**EXERCISE DETAILS**
Find every line with the word "COLEGIO". Copy those lines.

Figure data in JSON
—————
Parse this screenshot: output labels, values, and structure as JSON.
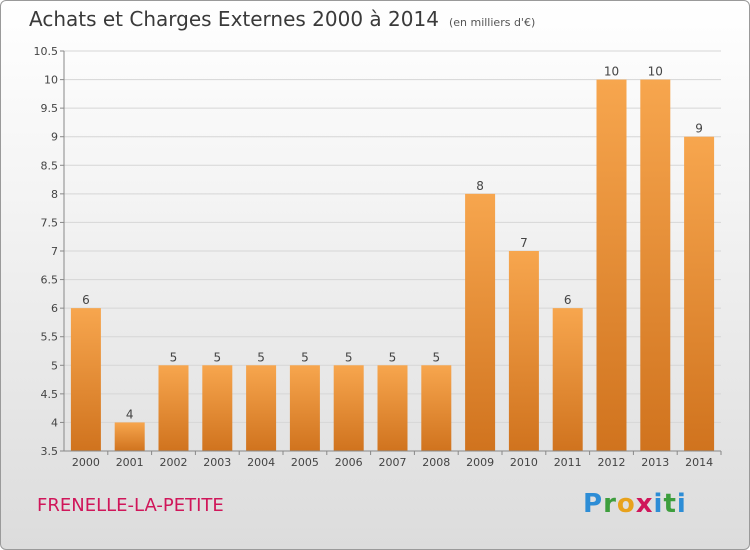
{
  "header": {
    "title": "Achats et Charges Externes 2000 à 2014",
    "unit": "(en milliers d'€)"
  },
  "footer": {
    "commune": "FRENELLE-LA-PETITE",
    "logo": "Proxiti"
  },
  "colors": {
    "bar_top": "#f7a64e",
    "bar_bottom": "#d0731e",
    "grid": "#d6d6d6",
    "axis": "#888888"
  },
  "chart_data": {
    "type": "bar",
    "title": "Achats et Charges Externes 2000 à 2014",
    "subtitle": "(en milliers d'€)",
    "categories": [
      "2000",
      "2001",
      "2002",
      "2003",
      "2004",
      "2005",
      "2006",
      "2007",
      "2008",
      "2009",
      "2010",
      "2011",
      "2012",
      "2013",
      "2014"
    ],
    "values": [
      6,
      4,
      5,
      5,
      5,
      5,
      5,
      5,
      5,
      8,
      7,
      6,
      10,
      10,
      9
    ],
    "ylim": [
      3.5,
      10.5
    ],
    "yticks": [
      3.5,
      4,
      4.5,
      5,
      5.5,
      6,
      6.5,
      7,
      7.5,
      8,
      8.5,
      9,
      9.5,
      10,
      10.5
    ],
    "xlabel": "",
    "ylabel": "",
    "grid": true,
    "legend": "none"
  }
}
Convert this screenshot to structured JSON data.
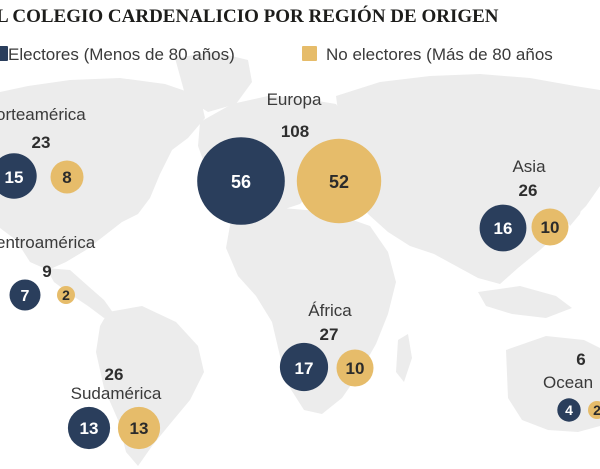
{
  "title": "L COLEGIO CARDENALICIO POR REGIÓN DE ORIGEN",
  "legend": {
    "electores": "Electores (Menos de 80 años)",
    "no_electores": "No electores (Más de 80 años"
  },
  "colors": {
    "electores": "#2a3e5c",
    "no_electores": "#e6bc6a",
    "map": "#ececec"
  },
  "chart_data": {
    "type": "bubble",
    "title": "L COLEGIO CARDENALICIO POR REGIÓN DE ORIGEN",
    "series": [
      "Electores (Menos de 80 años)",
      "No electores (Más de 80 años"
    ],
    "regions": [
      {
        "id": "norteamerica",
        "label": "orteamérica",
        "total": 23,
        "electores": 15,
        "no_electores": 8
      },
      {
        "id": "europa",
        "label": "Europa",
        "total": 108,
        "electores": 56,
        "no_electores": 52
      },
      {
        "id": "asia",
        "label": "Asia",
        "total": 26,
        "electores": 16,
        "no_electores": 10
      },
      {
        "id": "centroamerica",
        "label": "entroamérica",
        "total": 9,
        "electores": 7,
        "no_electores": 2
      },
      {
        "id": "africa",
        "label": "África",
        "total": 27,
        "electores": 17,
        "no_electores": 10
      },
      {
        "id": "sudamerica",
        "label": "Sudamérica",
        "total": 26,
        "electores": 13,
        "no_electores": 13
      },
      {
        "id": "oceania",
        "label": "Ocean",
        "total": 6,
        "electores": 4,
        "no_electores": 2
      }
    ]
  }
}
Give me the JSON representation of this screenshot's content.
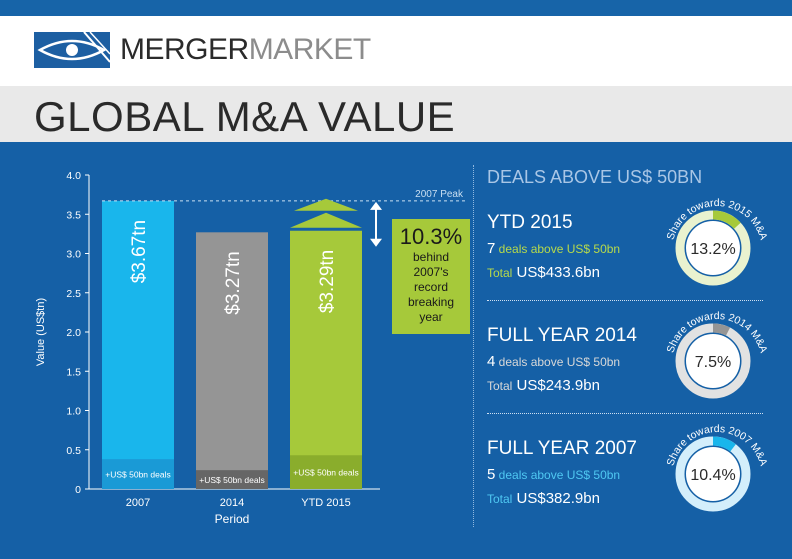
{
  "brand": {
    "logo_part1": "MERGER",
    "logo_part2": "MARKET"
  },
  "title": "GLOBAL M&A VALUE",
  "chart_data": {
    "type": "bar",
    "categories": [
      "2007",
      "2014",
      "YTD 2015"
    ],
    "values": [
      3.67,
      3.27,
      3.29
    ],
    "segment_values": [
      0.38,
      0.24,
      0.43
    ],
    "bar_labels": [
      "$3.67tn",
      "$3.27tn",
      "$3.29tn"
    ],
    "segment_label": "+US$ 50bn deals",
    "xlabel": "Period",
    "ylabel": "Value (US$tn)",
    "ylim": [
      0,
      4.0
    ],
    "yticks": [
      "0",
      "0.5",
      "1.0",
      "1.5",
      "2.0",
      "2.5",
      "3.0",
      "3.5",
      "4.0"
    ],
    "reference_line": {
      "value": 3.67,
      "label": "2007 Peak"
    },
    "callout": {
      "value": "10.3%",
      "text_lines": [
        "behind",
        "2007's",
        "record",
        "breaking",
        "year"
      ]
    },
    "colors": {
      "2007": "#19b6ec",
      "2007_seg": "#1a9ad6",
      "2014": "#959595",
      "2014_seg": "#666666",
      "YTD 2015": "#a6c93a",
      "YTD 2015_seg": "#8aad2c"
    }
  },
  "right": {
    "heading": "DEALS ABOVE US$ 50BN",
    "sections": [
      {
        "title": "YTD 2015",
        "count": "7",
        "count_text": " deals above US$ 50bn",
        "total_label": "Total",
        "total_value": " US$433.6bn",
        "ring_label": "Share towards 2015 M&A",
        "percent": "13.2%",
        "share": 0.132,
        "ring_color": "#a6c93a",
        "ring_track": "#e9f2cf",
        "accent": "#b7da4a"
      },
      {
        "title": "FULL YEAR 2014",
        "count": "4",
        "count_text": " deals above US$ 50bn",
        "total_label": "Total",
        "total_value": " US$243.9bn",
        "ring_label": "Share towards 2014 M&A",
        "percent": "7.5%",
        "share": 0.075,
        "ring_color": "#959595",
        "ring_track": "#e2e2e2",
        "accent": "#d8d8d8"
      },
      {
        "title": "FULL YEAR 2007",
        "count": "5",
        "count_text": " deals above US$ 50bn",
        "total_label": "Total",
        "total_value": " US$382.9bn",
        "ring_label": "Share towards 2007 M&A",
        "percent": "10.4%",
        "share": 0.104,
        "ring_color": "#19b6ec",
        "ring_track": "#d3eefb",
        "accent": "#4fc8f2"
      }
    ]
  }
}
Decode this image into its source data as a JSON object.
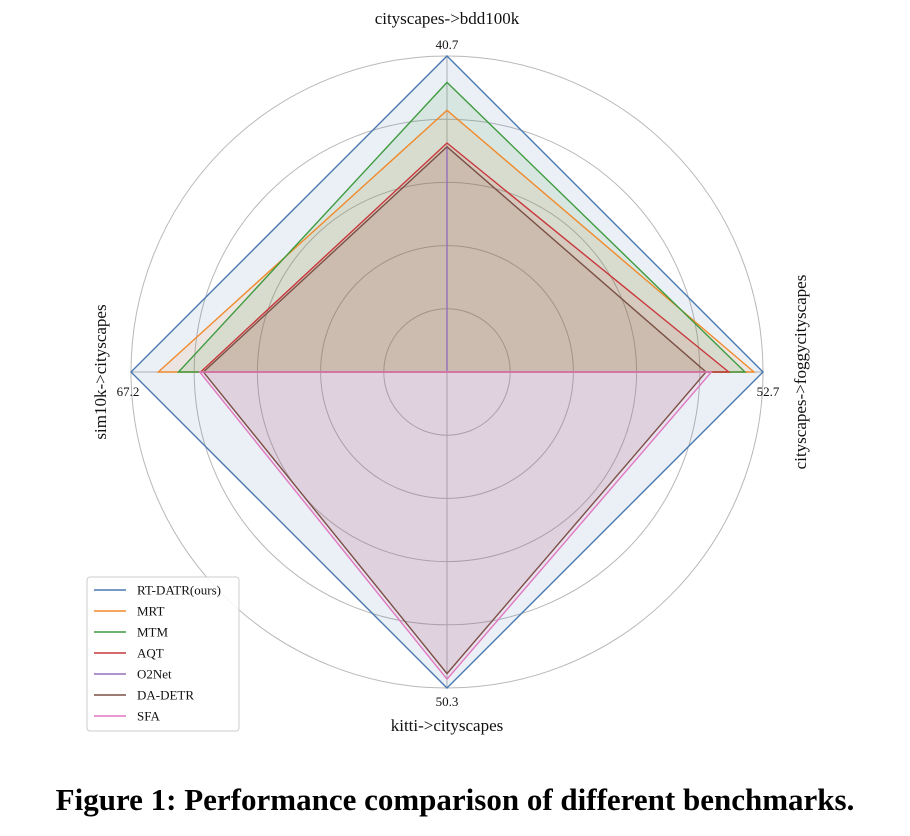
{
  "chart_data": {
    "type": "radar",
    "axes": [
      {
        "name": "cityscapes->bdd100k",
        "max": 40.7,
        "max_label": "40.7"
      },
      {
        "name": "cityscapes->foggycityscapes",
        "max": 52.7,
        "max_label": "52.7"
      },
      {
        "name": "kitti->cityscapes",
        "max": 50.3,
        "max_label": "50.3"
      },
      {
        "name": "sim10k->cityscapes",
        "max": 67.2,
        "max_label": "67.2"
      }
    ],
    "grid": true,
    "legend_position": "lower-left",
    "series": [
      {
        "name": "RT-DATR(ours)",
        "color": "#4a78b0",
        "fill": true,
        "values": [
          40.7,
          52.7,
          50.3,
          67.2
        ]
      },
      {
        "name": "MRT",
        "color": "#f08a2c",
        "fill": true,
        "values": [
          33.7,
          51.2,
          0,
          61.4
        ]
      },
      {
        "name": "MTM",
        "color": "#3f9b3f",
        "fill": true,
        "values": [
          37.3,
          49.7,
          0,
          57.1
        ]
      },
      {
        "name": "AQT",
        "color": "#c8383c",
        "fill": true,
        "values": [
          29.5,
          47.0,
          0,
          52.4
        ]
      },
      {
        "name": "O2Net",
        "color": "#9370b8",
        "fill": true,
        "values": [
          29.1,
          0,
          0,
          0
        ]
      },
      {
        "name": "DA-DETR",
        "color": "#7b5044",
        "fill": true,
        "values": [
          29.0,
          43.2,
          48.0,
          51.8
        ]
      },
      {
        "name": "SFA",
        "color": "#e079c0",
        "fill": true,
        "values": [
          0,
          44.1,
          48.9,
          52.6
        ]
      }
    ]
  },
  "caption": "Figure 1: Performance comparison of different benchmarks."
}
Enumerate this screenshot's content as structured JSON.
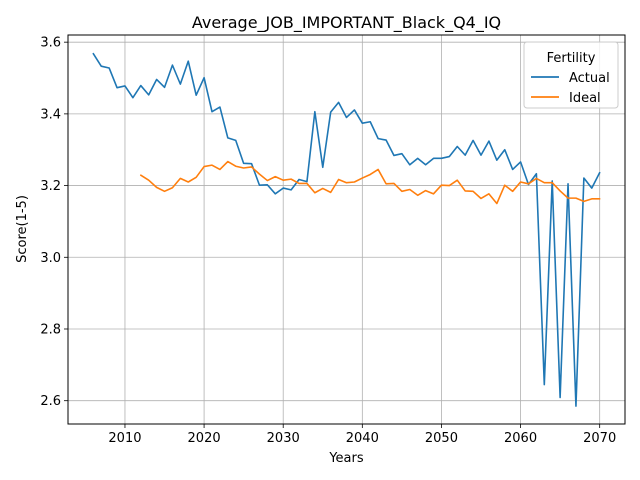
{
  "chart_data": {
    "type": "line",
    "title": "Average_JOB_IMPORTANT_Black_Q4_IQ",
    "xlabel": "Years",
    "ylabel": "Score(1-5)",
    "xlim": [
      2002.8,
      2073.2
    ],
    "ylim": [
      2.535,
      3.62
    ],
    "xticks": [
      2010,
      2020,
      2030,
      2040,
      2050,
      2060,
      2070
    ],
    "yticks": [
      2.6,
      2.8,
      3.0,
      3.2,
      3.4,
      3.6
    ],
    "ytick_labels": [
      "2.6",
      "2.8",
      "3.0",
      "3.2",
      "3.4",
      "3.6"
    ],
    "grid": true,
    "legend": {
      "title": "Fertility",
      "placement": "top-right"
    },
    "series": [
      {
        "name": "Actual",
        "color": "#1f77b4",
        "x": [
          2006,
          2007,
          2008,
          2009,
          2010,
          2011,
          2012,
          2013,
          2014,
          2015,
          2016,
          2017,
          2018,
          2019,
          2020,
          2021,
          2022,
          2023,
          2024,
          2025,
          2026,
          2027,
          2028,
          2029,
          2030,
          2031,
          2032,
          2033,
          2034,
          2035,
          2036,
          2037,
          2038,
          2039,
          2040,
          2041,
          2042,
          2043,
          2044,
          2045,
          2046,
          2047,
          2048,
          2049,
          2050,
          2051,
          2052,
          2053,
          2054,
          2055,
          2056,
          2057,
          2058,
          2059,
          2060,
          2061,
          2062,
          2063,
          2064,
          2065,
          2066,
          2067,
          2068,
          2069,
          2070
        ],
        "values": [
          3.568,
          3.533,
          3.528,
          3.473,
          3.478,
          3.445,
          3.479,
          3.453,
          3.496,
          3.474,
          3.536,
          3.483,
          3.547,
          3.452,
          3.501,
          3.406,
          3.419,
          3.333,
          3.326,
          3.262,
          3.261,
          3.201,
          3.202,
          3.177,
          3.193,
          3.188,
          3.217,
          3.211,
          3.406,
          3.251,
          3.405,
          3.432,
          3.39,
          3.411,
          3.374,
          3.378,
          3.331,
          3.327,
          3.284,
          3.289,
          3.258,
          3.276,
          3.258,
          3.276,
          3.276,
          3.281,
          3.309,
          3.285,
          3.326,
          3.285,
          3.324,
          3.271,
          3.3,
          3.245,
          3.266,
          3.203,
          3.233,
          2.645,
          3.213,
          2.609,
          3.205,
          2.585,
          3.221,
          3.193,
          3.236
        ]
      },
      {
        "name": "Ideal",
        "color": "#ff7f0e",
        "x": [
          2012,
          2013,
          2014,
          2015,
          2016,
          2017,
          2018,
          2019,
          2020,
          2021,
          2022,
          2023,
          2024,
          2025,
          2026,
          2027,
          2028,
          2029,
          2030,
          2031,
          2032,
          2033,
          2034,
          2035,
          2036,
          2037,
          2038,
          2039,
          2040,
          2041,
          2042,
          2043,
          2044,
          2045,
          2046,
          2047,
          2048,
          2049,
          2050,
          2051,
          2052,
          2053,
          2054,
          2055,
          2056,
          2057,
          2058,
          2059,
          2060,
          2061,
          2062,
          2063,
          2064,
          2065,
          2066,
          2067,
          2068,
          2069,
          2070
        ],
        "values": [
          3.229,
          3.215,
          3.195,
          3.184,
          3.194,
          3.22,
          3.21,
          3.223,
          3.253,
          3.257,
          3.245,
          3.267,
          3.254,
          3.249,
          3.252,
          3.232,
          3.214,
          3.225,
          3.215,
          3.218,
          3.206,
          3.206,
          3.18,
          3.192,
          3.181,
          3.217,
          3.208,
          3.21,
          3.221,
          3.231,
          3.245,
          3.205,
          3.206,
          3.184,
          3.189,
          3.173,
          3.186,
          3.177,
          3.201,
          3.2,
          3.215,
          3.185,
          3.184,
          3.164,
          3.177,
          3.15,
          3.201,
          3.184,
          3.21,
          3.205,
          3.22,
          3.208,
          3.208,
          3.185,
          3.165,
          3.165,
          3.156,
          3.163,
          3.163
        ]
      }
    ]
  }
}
—————
**TASK ANSWER**
  "title": "L COLEGIO CARDENALICIO POR REGIÓN DE ORIGEN",
    "title": "L COLEGIO CARDENALICIO POR REGIÓN DE ORIGEN",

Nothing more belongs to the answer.